[Data extracted from a collection]
* * * * * * * * *
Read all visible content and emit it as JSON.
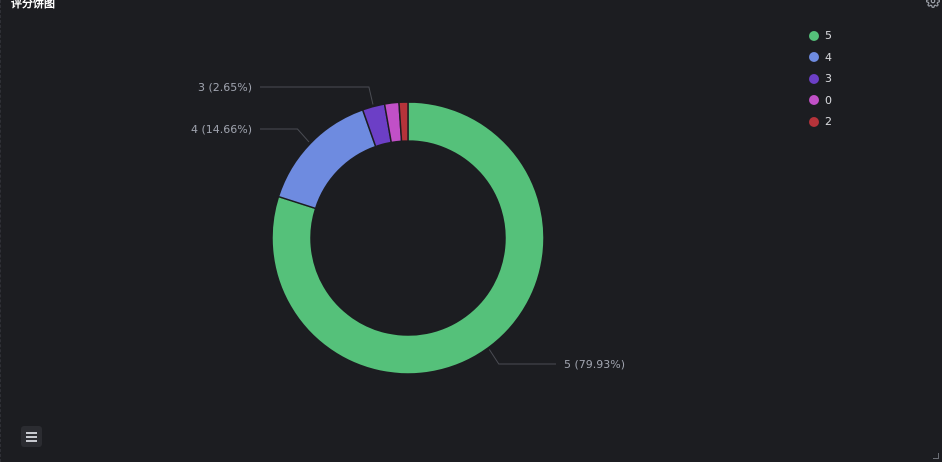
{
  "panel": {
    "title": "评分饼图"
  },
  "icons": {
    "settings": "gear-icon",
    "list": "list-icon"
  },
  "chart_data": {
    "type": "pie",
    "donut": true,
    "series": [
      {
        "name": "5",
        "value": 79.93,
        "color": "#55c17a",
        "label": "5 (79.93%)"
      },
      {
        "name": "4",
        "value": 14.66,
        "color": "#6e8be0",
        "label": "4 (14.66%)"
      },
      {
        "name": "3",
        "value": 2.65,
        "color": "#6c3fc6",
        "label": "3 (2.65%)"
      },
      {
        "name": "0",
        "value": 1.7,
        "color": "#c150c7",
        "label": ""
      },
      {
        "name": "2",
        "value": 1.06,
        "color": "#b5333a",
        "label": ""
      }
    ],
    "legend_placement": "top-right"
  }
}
* * * * * * * * *
* **Your instructions**: Find how many lines in the listing hold "label", and reply with that number only.

* **Result of this task**: 5